WHAT THE TASK REQUIRES
Wherever a line holds the word "Colette", copy that line out.

RECORDS PROVIDED
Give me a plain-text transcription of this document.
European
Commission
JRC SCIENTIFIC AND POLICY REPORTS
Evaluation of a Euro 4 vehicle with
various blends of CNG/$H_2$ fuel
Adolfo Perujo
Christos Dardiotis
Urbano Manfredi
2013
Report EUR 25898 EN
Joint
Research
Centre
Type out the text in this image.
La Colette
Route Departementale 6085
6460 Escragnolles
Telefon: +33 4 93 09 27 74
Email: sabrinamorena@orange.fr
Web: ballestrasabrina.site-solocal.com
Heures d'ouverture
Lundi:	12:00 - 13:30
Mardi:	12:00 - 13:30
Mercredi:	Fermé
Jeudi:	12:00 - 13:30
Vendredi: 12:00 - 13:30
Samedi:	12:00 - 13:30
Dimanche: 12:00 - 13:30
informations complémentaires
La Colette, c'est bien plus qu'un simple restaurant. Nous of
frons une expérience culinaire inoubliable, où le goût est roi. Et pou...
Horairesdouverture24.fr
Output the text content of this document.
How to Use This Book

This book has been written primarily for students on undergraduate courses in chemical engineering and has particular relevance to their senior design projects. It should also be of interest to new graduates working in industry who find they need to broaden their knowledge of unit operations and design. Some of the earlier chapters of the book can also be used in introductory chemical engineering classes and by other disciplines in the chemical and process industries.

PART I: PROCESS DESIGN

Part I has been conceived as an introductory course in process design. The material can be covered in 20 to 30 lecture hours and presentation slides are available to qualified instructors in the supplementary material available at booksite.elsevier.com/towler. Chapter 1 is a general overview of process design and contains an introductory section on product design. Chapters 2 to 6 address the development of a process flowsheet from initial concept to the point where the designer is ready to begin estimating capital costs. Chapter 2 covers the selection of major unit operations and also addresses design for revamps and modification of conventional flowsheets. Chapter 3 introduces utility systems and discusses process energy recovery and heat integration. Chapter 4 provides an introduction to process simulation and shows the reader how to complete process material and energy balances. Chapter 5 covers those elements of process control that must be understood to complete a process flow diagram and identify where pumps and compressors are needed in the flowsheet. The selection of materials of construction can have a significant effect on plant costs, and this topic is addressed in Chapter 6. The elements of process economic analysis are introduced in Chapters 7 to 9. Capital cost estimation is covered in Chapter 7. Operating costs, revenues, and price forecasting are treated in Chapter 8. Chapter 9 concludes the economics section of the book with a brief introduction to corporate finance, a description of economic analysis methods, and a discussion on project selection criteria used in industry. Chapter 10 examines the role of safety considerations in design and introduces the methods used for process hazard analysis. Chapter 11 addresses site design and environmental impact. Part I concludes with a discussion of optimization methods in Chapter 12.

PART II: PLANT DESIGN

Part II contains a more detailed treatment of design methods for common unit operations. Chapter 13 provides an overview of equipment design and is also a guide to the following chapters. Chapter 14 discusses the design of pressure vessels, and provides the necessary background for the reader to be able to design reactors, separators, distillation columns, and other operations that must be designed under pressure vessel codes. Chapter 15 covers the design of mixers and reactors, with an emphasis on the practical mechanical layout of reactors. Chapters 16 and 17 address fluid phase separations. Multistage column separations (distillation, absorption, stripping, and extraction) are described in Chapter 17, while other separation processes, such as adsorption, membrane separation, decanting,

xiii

SOLUTION TO THE EXERCISE
La Colette
La Colette, c'est bien plus qu'un simple restaurant. Nous of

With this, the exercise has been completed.